Each entry below is to be duplicated verbatim.

> **Supplied records**:
━━━━━━━━━━━━━━━━━━━━━━━━━━━━━━

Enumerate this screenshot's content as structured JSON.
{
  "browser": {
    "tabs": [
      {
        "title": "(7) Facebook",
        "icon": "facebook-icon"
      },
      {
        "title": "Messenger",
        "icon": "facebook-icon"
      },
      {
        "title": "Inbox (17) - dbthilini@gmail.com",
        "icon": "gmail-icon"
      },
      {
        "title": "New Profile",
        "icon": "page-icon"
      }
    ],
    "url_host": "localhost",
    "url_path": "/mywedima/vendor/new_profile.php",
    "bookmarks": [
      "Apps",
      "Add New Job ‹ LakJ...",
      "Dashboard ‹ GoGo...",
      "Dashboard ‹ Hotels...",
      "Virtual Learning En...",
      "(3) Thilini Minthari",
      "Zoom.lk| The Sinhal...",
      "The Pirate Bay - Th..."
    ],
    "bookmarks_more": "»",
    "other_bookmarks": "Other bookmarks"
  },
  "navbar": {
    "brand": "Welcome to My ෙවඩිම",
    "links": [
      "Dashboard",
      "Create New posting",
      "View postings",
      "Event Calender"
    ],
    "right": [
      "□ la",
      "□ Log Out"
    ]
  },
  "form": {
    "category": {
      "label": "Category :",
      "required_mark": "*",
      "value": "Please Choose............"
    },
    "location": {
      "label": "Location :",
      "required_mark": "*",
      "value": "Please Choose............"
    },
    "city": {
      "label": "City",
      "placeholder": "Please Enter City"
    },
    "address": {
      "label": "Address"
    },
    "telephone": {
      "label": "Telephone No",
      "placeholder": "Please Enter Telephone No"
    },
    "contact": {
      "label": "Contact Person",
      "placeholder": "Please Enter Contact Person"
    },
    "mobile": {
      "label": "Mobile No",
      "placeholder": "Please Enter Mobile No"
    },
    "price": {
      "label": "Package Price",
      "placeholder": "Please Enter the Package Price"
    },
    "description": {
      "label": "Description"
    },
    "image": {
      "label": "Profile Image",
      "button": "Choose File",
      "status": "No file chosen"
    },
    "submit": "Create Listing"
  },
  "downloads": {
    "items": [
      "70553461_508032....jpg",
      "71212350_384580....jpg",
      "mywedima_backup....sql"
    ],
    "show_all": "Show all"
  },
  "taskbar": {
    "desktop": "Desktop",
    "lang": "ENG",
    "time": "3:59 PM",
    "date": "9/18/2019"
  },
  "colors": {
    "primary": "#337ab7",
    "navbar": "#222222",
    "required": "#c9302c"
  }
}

━━━━━━━━━━━━━━━━━━━━━━━━━━━━━━

> **The reply**:
Enumerate this screenshot's content as structured JSON.
{
  "browser": {
    "tabs": [
      {
        "title": "(7) Facebook",
        "icon": "facebook-icon"
      },
      {
        "title": "Messenger",
        "icon": "facebook-icon"
      },
      {
        "title": "Inbox (17) - dbthilini@gmail.com",
        "icon": "gmail-icon"
      },
      {
        "title": "New Profile",
        "icon": "page-icon"
      }
    ],
    "url_host": "localhost",
    "url_path": "/mywedima/vendor/new_profile.php",
    "bookmarks": [
      "Apps",
      "Add New Job ‹ LakJ...",
      "Dashboard ‹ GoGo...",
      "Dashboard ‹ Hotels...",
      "Virtual Learning En...",
      "(3) Thilini Minthari",
      "Zoom.lk| The Sinhal...",
      "The Pirate Bay - Th..."
    ],
    "bookmarks_more": "»",
    "other_bookmarks": "Other bookmarks"
  },
  "navbar": {
    "brand": "Welcome to My ෙවඩිම",
    "links": [
      "Dashboard",
      "Create New posting",
      "View postings",
      "Event Calender"
    ],
    "right": [
      "□ la",
      "□ Log Out"
    ]
  },
  "form": {
    "category": {
      "label": "Category :",
      "required_mark": "*",
      "value": "Please Choose............"
    },
    "location": {
      "label": "Location :",
      "required_mark": "*",
      "value": "Please Choose............"
    },
    "city": {
      "label": "City",
      "placeholder": "Please Enter City"
    },
    "address": {
      "label": "Address"
    },
    "telephone": {
      "label": "Telephone No",
      "placeholder": "Please Enter Telephone No"
    },
    "contact": {
      "label": "Contact Person",
      "placeholder": "Please Enter Contact Person"
    },
    "mobile": {
      "label": "Mobile No",
      "placeholder": "Please Enter Mobile No"
    },
    "price": {
      "label": "Package Price",
      "placeholder": "Please Enter the Package Price"
    },
    "description": {
      "label": "Description"
    },
    "image": {
      "label": "Profile Image",
      "button": "Choose File",
      "status": "No file chosen"
    },
    "submit": "Create Listing"
  },
  "downloads": {
    "items": [
      "70553461_508032....jpg",
      "71212350_384580....jpg",
      "mywedima_backup....sql"
    ],
    "show_all": "Show all"
  },
  "taskbar": {
    "desktop": "Desktop",
    "lang": "ENG",
    "time": "3:59 PM",
    "date": "9/18/2019"
  },
  "colors": {
    "primary": "#337ab7",
    "navbar": "#222222",
    "required": "#c9302c"
  }
}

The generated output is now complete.